WHAT THE EXERCISE ASKS: Say how many lines of these entries include the word "Ostermayer", and answer with the number alone.

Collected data
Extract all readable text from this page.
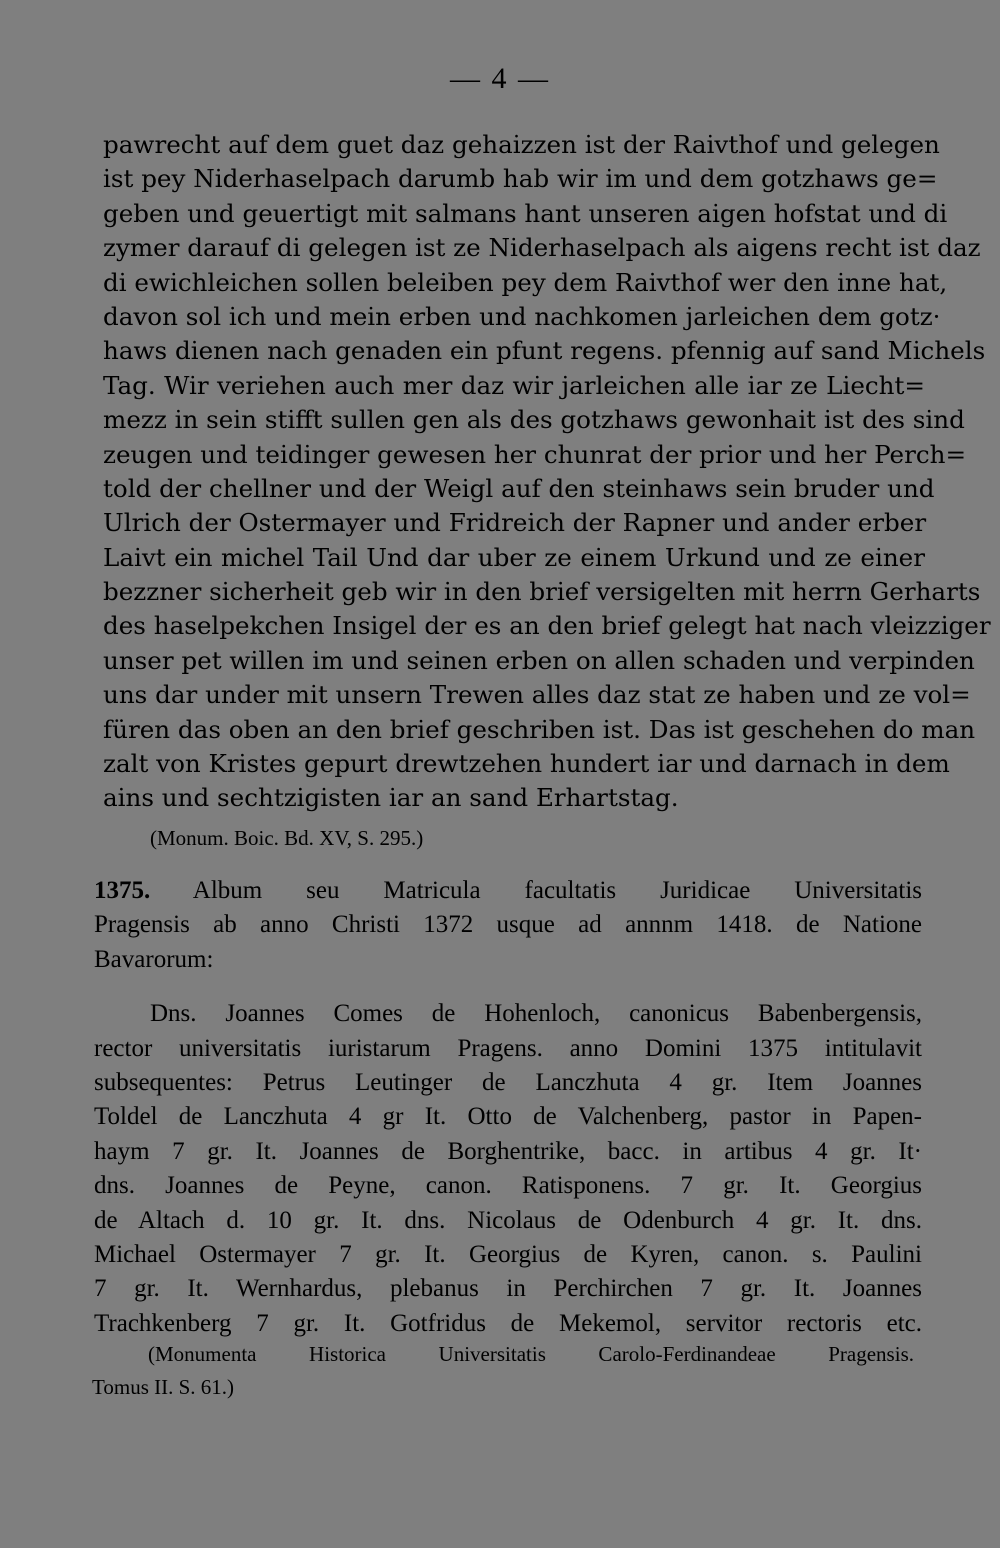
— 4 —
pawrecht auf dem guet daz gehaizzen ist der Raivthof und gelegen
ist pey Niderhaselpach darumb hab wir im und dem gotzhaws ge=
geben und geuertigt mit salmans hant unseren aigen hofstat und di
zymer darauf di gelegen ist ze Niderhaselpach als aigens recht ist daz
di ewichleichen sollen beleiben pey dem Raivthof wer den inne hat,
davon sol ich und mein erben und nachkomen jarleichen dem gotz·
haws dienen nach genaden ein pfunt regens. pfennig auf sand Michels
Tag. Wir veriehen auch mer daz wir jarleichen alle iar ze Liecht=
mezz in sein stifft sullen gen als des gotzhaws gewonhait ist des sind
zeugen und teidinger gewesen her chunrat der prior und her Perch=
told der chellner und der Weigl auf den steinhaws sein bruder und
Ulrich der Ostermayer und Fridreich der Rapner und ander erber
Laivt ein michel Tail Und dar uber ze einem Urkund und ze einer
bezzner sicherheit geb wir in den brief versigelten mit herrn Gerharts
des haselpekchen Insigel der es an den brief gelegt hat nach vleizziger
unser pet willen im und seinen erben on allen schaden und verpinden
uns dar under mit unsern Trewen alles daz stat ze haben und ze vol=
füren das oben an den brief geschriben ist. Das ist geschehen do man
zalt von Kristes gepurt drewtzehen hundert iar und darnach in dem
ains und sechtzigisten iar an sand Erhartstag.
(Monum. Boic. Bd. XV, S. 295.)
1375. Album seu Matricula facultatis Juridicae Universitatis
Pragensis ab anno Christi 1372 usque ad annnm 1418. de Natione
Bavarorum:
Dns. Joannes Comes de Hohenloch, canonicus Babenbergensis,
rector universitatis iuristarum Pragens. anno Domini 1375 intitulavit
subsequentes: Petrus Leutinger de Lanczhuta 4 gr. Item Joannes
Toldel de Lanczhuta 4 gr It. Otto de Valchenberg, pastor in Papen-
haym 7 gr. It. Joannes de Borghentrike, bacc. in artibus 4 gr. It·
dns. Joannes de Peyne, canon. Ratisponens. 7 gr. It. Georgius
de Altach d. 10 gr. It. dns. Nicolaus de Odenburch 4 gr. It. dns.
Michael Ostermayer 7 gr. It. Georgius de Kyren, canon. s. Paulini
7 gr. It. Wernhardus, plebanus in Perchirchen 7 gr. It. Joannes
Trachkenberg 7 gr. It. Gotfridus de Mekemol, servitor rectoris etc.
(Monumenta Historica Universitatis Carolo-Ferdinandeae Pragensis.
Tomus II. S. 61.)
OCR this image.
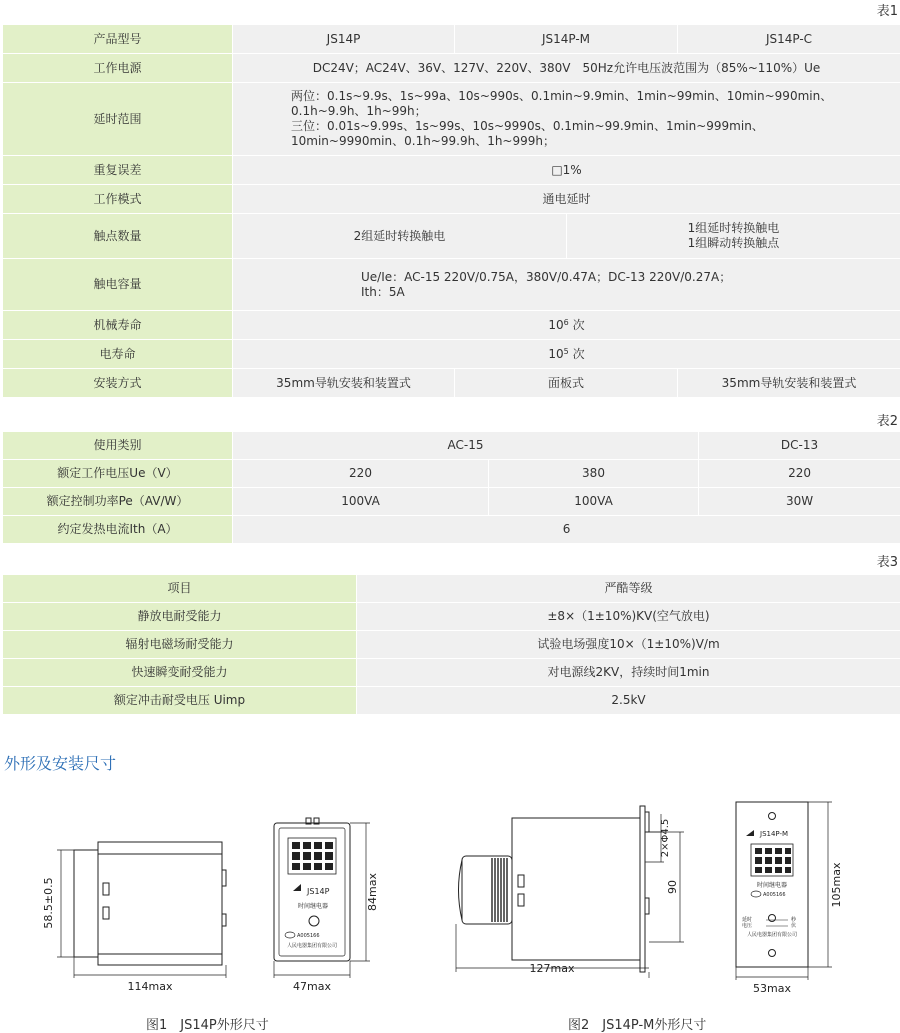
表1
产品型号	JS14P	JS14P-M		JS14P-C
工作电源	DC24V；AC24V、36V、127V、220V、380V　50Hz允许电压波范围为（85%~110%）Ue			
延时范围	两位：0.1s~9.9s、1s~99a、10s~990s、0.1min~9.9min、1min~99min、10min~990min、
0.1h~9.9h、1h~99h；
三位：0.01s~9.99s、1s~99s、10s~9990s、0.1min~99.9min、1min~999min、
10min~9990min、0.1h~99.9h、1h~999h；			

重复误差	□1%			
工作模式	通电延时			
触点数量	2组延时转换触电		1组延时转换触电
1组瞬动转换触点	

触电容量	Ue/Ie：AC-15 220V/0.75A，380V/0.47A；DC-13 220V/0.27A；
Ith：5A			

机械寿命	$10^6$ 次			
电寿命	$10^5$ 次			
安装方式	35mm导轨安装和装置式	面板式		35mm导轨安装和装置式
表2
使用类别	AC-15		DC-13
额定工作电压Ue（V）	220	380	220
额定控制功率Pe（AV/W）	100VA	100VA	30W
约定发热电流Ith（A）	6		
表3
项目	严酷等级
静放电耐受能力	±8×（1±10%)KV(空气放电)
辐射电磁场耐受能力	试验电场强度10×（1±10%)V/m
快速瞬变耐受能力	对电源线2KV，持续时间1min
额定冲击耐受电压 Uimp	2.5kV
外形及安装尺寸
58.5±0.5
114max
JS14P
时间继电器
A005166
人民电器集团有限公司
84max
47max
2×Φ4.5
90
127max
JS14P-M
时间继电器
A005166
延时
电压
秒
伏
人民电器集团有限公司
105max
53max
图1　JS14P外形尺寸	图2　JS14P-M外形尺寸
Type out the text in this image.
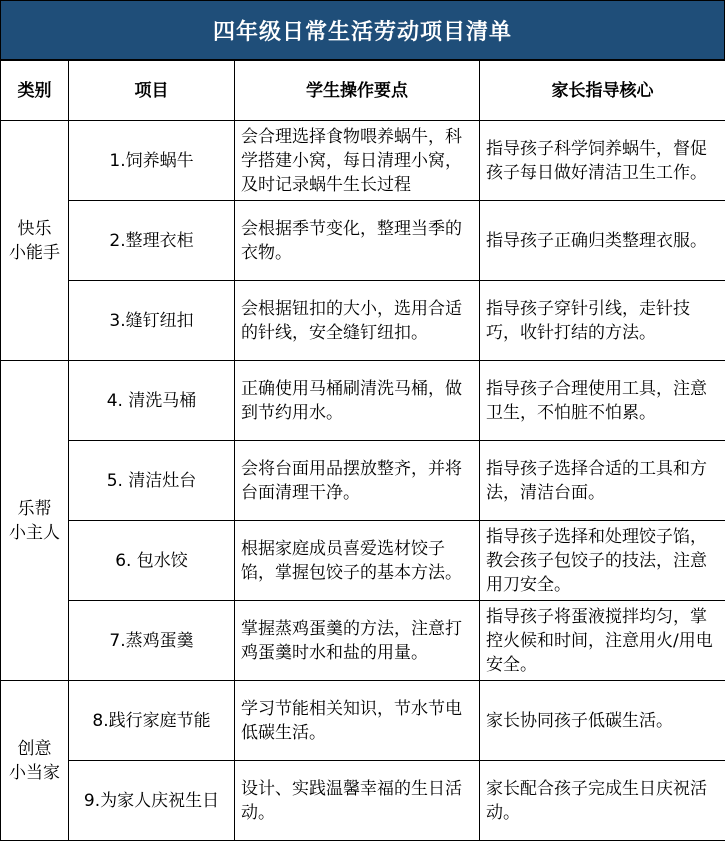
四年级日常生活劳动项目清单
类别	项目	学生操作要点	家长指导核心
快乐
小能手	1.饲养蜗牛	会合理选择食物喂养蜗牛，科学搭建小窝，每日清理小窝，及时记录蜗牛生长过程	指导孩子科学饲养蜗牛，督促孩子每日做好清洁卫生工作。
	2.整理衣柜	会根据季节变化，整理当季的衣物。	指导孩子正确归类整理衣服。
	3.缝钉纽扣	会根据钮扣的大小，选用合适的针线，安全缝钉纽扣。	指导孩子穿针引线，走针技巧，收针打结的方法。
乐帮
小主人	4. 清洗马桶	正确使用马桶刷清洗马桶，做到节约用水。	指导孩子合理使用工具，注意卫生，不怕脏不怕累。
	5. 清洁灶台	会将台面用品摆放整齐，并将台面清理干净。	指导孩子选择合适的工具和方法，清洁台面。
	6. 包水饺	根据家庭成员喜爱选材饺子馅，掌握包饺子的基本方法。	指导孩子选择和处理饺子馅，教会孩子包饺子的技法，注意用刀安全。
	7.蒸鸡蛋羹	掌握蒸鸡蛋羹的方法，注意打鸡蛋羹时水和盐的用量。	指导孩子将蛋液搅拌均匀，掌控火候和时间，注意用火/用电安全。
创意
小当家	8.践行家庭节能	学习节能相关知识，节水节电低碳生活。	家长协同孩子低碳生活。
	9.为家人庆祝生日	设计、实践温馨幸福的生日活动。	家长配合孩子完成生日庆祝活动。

* * *

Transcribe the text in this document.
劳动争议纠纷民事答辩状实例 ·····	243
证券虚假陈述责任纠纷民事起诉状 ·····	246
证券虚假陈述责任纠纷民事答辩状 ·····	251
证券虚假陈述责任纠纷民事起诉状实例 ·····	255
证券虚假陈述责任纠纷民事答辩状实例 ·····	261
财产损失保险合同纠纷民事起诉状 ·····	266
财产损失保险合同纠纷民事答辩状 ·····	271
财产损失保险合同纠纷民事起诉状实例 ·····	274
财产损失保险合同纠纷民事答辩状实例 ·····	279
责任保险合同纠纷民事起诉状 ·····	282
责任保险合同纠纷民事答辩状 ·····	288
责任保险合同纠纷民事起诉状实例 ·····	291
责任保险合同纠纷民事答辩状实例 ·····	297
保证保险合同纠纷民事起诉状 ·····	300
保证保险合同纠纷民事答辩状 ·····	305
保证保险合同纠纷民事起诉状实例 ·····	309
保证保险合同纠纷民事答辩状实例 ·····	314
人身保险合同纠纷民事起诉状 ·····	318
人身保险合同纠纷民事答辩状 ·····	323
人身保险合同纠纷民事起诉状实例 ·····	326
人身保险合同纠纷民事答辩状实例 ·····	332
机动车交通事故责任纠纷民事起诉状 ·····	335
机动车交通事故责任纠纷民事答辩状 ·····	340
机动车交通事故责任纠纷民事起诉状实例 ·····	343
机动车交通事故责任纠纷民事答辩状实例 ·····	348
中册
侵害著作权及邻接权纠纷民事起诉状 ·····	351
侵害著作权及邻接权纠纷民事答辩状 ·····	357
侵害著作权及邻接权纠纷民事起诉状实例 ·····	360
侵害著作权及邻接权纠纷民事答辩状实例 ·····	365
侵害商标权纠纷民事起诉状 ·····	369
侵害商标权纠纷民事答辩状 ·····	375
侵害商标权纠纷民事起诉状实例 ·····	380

--

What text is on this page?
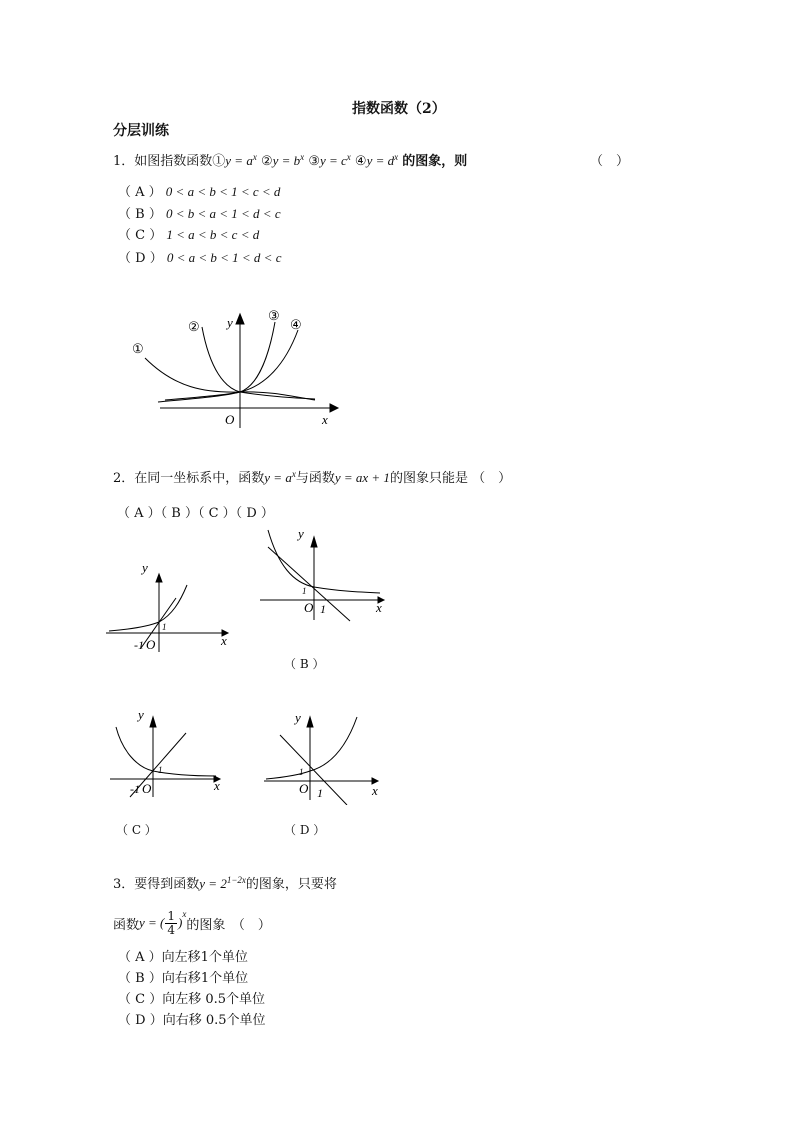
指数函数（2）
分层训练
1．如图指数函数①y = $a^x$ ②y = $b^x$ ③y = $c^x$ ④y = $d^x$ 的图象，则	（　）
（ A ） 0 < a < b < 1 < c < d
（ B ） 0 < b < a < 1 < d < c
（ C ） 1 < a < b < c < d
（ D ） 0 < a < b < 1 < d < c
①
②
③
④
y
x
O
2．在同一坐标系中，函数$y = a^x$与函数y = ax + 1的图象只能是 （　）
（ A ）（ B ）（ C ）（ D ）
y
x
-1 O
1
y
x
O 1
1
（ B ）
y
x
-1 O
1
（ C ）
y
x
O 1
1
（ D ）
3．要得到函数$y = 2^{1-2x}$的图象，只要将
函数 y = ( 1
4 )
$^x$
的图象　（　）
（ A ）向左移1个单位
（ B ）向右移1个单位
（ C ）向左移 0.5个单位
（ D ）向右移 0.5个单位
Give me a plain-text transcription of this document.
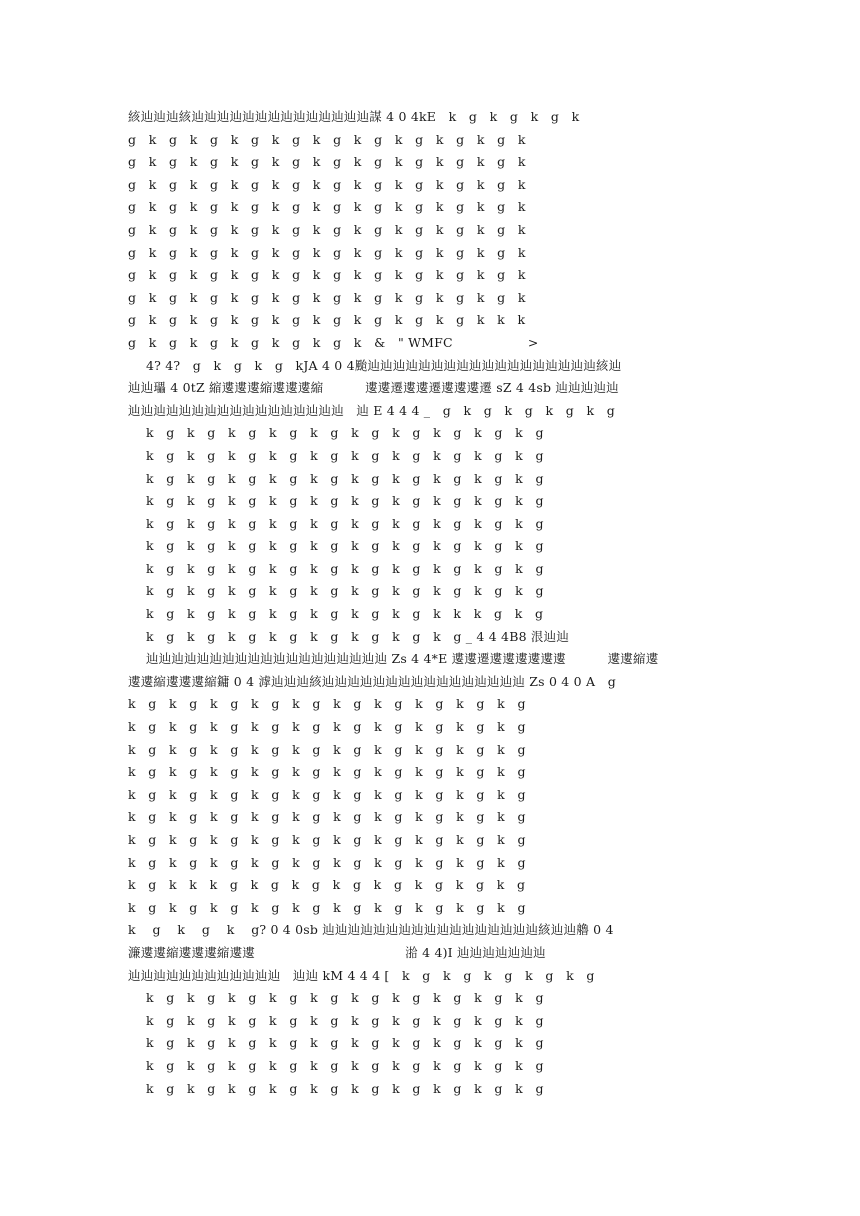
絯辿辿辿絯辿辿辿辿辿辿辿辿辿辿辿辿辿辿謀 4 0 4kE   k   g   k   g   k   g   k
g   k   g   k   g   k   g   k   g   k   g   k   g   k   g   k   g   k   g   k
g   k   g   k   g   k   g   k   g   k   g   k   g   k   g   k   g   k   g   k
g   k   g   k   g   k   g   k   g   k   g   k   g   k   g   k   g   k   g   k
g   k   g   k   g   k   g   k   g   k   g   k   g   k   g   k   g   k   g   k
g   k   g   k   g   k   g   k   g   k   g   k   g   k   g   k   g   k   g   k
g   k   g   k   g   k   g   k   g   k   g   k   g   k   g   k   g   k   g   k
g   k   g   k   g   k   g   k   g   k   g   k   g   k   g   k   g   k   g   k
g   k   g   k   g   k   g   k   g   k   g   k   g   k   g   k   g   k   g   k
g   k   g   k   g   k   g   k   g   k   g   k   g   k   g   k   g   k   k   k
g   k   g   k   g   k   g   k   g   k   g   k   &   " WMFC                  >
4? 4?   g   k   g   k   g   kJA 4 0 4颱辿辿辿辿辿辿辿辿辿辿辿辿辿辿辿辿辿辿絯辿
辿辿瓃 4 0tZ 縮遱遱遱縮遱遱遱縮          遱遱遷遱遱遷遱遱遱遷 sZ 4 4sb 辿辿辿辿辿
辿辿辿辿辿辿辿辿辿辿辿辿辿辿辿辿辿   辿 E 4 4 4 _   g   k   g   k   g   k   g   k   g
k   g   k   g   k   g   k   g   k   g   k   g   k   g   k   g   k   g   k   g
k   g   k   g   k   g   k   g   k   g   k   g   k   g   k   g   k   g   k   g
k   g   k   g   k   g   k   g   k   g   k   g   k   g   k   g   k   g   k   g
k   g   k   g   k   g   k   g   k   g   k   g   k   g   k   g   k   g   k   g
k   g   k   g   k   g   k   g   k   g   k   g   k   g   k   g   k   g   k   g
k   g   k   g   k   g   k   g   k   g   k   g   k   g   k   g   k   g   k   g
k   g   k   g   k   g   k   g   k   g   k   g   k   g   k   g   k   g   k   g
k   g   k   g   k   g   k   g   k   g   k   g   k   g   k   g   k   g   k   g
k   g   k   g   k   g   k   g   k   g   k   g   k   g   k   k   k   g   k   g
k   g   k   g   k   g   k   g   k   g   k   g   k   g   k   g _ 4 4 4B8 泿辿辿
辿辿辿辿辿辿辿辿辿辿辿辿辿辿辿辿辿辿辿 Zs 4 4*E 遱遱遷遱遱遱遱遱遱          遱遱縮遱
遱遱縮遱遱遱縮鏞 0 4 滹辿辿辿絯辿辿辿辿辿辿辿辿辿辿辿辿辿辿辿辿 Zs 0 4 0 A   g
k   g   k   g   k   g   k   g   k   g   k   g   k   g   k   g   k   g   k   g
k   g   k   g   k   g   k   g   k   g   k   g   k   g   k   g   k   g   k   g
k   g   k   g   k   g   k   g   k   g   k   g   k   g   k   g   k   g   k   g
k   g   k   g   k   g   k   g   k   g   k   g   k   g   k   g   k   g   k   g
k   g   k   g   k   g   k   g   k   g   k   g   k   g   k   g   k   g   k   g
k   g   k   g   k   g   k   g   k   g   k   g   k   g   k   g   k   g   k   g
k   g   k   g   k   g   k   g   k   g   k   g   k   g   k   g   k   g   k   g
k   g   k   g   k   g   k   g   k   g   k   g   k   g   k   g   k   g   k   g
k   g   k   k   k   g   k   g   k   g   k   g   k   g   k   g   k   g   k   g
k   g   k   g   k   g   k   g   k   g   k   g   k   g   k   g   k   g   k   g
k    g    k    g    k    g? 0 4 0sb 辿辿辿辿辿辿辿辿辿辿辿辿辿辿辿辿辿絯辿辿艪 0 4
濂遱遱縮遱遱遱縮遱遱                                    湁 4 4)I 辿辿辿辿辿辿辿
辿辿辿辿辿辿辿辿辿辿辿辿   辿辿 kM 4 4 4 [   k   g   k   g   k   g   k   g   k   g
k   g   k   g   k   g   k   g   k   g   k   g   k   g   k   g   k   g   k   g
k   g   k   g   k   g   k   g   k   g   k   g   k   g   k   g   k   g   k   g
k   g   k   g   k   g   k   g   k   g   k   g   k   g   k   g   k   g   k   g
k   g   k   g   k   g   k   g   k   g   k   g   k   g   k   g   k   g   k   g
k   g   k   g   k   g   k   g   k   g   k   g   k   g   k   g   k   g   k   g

EXPECTED OUTPUT: 2